Task statement
Lines containing the string "going" are to be collected in full.

-- Supplied information start --

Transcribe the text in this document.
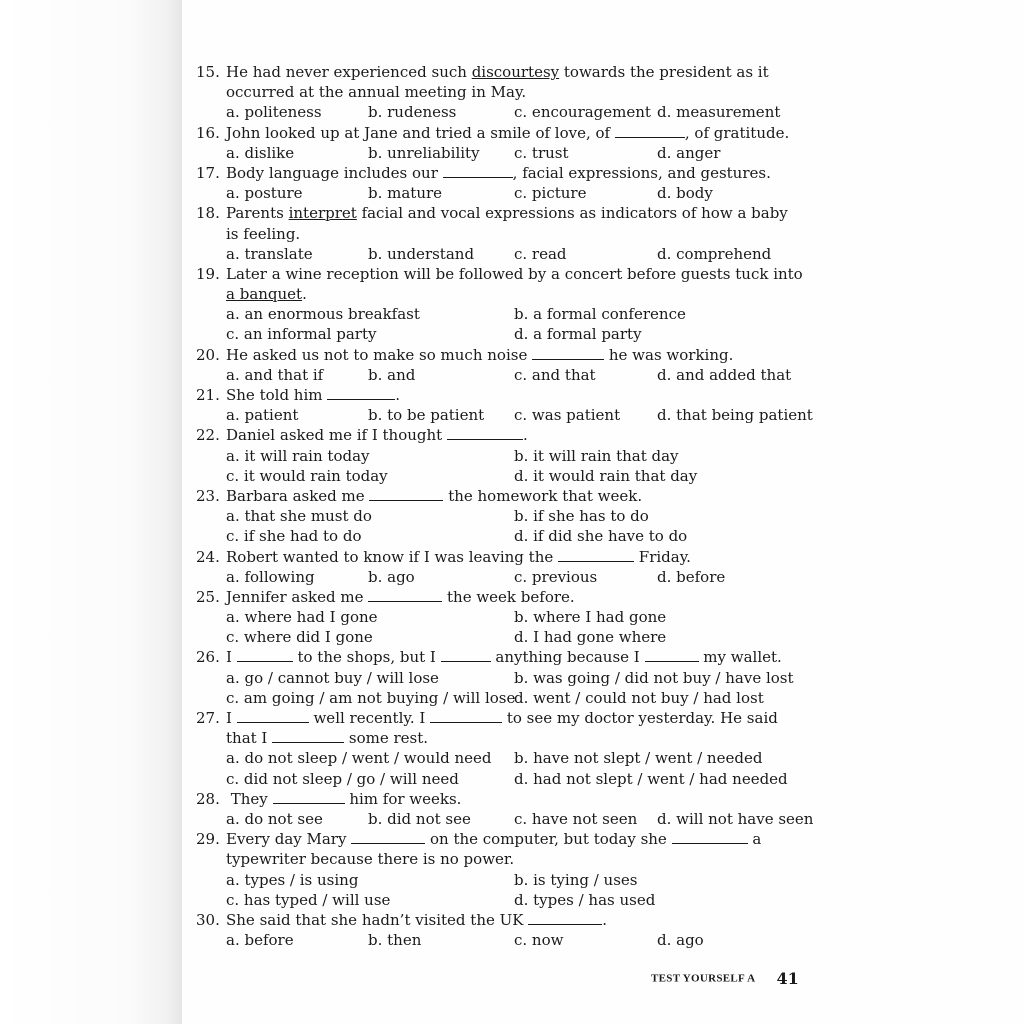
15. He had never experienced such discourtesy towards the president as it
occurred at the annual meeting in May.
a. politeness	b. rudeness	c. encouragement d. measurement
16. John looked up at Jane and tried a smile of love, of	, of gratitude.
a. dislike	b. unreliability c. trust	d. anger
17. Body language includes our	, facial expressions, and gestures.
a. posture	b. mature	c. picture	d. body
18. Parents interpret facial and vocal expressions as indicators of how a baby
is feeling.
a. translate	b. understand	c. read	d. comprehend
19. Later a wine reception will be followed by a concert before guests tuck into
a banquet.
a. an enormous breakfast	b. a formal conference
c. an informal party	d. a formal party
20. He asked us not to make so much noise	he was working.
a. and that if	b. and	c. and that	d. and added that
21. She told him	.
a. patient	b. to be patient c. was patient d. that being patient
22. Daniel asked me if I thought	.
a. it will rain today	b. it will rain that day
c. it would rain today	d. it would rain that day
23. Barbara asked me	the homework that week.
a. that she must do	b. if she has to do
c. if she had to do	d. if did she have to do
24. Robert wanted to know if I was leaving the	Friday.
a. following	b. ago	c. previous	d. before
25. Jennifer asked me	the week before.
a. where had I gone	b. where I had gone
c. where did I gone	d. I had gone where
26. I	to the shops, but I	anything because I	my wallet.
a. go / cannot buy / will lose	b. was going / did not buy / have lost
c. am going / am not buying / will lose
d. went / could not buy / had lost
27. I	well recently. I	to see my doctor yesterday. He said
that I	some rest.
a. do not sleep / went / would need b. have not slept / went / needed
c. did not sleep / go / will need	d. had not slept / went / had needed
28. They	him for weeks.
a. do not see	b. did not see	c. have not seen d. will not have seen
29. Every day Mary	on the computer, but today she	a
typewriter because there is no power.
a. types / is using	b. is tying / uses
c. has typed / will use	d. types / has used
30. She said that she hadn’t visited the UK	.
a. before	b. then	c. now	d. ago
TEST YOURSELF A 41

-- Supplied information end --

Exercise response
a. go / cannot buy / will lose	b. was going / did not buy / have lost
c. am going / am not buying / will lose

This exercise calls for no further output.